**Entries**
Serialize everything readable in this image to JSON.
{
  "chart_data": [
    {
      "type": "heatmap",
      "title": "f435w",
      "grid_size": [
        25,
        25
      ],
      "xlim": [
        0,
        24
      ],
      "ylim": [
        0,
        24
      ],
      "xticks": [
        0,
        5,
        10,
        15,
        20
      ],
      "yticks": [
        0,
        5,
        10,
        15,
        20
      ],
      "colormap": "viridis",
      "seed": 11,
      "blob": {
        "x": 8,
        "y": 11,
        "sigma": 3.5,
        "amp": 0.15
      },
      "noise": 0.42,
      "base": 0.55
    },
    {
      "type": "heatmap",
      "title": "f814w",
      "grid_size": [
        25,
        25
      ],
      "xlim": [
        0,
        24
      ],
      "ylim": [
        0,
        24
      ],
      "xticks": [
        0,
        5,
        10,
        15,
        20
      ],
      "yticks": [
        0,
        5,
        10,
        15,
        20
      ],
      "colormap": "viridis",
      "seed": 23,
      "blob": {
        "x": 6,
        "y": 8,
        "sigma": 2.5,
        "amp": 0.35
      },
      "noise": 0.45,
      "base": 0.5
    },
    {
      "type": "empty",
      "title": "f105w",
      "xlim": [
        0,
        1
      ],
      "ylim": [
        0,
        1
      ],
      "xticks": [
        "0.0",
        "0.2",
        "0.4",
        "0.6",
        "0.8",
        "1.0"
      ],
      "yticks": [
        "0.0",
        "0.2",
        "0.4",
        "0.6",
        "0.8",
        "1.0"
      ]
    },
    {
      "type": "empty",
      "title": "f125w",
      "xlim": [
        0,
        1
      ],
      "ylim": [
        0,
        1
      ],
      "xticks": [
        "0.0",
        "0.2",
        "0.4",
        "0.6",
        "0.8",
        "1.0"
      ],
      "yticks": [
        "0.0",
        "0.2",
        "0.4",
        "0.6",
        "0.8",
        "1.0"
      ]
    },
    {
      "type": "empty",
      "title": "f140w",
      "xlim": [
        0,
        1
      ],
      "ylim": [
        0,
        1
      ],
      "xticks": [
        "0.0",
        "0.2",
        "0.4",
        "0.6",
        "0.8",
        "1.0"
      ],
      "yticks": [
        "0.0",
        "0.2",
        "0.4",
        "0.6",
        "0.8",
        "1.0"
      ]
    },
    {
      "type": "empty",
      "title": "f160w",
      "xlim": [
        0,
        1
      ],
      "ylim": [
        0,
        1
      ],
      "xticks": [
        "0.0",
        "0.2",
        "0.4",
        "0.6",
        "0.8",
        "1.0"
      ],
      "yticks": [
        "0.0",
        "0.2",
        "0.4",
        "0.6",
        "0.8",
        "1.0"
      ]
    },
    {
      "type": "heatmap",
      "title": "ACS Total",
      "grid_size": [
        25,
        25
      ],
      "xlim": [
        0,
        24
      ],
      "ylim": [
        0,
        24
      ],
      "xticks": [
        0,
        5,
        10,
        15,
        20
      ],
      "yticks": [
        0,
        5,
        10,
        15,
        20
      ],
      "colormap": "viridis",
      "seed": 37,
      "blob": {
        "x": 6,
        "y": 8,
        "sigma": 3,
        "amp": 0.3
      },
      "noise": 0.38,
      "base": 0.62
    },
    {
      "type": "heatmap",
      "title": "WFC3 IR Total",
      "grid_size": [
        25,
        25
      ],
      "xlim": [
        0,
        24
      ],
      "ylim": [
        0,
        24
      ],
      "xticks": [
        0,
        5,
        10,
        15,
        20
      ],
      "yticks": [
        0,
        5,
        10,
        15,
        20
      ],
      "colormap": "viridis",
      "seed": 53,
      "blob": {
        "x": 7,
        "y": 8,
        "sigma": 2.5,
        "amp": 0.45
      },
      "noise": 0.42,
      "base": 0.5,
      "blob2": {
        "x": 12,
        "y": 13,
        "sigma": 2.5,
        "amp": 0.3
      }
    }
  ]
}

**Set problem**
Write every entry out again exactly.

**Solution to the exercise**
Serialize everything readable in this image to JSON.
{
  "chart_data": [
    {
      "type": "heatmap",
      "title": "f435w",
      "grid_size": [
        25,
        25
      ],
      "xlim": [
        0,
        24
      ],
      "ylim": [
        0,
        24
      ],
      "xticks": [
        0,
        5,
        10,
        15,
        20
      ],
      "yticks": [
        0,
        5,
        10,
        15,
        20
      ],
      "colormap": "viridis",
      "seed": 11,
      "blob": {
        "x": 8,
        "y": 11,
        "sigma": 3.5,
        "amp": 0.15
      },
      "noise": 0.42,
      "base": 0.55
    },
    {
      "type": "heatmap",
      "title": "f814w",
      "grid_size": [
        25,
        25
      ],
      "xlim": [
        0,
        24
      ],
      "ylim": [
        0,
        24
      ],
      "xticks": [
        0,
        5,
        10,
        15,
        20
      ],
      "yticks": [
        0,
        5,
        10,
        15,
        20
      ],
      "colormap": "viridis",
      "seed": 23,
      "blob": {
        "x": 6,
        "y": 8,
        "sigma": 2.5,
        "amp": 0.35
      },
      "noise": 0.45,
      "base": 0.5
    },
    {
      "type": "empty",
      "title": "f105w",
      "xlim": [
        0,
        1
      ],
      "ylim": [
        0,
        1
      ],
      "xticks": [
        "0.0",
        "0.2",
        "0.4",
        "0.6",
        "0.8",
        "1.0"
      ],
      "yticks": [
        "0.0",
        "0.2",
        "0.4",
        "0.6",
        "0.8",
        "1.0"
      ]
    },
    {
      "type": "empty",
      "title": "f125w",
      "xlim": [
        0,
        1
      ],
      "ylim": [
        0,
        1
      ],
      "xticks": [
        "0.0",
        "0.2",
        "0.4",
        "0.6",
        "0.8",
        "1.0"
      ],
      "yticks": [
        "0.0",
        "0.2",
        "0.4",
        "0.6",
        "0.8",
        "1.0"
      ]
    },
    {
      "type": "empty",
      "title": "f140w",
      "xlim": [
        0,
        1
      ],
      "ylim": [
        0,
        1
      ],
      "xticks": [
        "0.0",
        "0.2",
        "0.4",
        "0.6",
        "0.8",
        "1.0"
      ],
      "yticks": [
        "0.0",
        "0.2",
        "0.4",
        "0.6",
        "0.8",
        "1.0"
      ]
    },
    {
      "type": "empty",
      "title": "f160w",
      "xlim": [
        0,
        1
      ],
      "ylim": [
        0,
        1
      ],
      "xticks": [
        "0.0",
        "0.2",
        "0.4",
        "0.6",
        "0.8",
        "1.0"
      ],
      "yticks": [
        "0.0",
        "0.2",
        "0.4",
        "0.6",
        "0.8",
        "1.0"
      ]
    },
    {
      "type": "heatmap",
      "title": "ACS Total",
      "grid_size": [
        25,
        25
      ],
      "xlim": [
        0,
        24
      ],
      "ylim": [
        0,
        24
      ],
      "xticks": [
        0,
        5,
        10,
        15,
        20
      ],
      "yticks": [
        0,
        5,
        10,
        15,
        20
      ],
      "colormap": "viridis",
      "seed": 37,
      "blob": {
        "x": 6,
        "y": 8,
        "sigma": 3,
        "amp": 0.3
      },
      "noise": 0.38,
      "base": 0.62
    },
    {
      "type": "heatmap",
      "title": "WFC3 IR Total",
      "grid_size": [
        25,
        25
      ],
      "xlim": [
        0,
        24
      ],
      "ylim": [
        0,
        24
      ],
      "xticks": [
        0,
        5,
        10,
        15,
        20
      ],
      "yticks": [
        0,
        5,
        10,
        15,
        20
      ],
      "colormap": "viridis",
      "seed": 53,
      "blob": {
        "x": 7,
        "y": 8,
        "sigma": 2.5,
        "amp": 0.45
      },
      "noise": 0.42,
      "base": 0.5,
      "blob2": {
        "x": 12,
        "y": 13,
        "sigma": 2.5,
        "amp": 0.3
      }
    }
  ]
}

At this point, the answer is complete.